Without altering anything, repeat each of the records.

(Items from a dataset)
▶
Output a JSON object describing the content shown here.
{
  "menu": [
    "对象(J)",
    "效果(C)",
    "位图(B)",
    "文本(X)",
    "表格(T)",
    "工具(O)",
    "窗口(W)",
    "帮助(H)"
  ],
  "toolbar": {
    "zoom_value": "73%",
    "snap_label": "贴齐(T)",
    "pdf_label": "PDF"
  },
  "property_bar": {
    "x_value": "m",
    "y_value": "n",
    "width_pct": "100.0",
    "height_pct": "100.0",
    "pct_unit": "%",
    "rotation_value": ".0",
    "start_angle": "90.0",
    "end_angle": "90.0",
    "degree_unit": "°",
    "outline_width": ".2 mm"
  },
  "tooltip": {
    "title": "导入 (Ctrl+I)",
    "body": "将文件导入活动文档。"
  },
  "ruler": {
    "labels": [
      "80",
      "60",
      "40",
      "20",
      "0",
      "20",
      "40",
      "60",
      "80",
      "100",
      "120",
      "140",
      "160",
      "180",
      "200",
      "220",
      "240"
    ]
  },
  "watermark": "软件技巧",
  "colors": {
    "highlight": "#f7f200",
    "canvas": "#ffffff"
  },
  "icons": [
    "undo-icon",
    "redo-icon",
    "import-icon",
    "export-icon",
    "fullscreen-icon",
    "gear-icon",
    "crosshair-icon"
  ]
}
◀
SOLUTION TO THE EXERCISE:
Output a JSON object describing the content shown here.
{
  "menu": [
    "对象(J)",
    "效果(C)",
    "位图(B)",
    "文本(X)",
    "表格(T)",
    "工具(O)",
    "窗口(W)",
    "帮助(H)"
  ],
  "toolbar": {
    "zoom_value": "73%",
    "snap_label": "贴齐(T)",
    "pdf_label": "PDF"
  },
  "property_bar": {
    "x_value": "m",
    "y_value": "n",
    "width_pct": "100.0",
    "height_pct": "100.0",
    "pct_unit": "%",
    "rotation_value": ".0",
    "start_angle": "90.0",
    "end_angle": "90.0",
    "degree_unit": "°",
    "outline_width": ".2 mm"
  },
  "tooltip": {
    "title": "导入 (Ctrl+I)",
    "body": "将文件导入活动文档。"
  },
  "ruler": {
    "labels": [
      "80",
      "60",
      "40",
      "20",
      "0",
      "20",
      "40",
      "60",
      "80",
      "100",
      "120",
      "140",
      "160",
      "180",
      "200",
      "220",
      "240"
    ]
  },
  "watermark": "软件技巧",
  "colors": {
    "highlight": "#f7f200",
    "canvas": "#ffffff"
  },
  "icons": [
    "undo-icon",
    "redo-icon",
    "import-icon",
    "export-icon",
    "fullscreen-icon",
    "gear-icon",
    "crosshair-icon"
  ]
}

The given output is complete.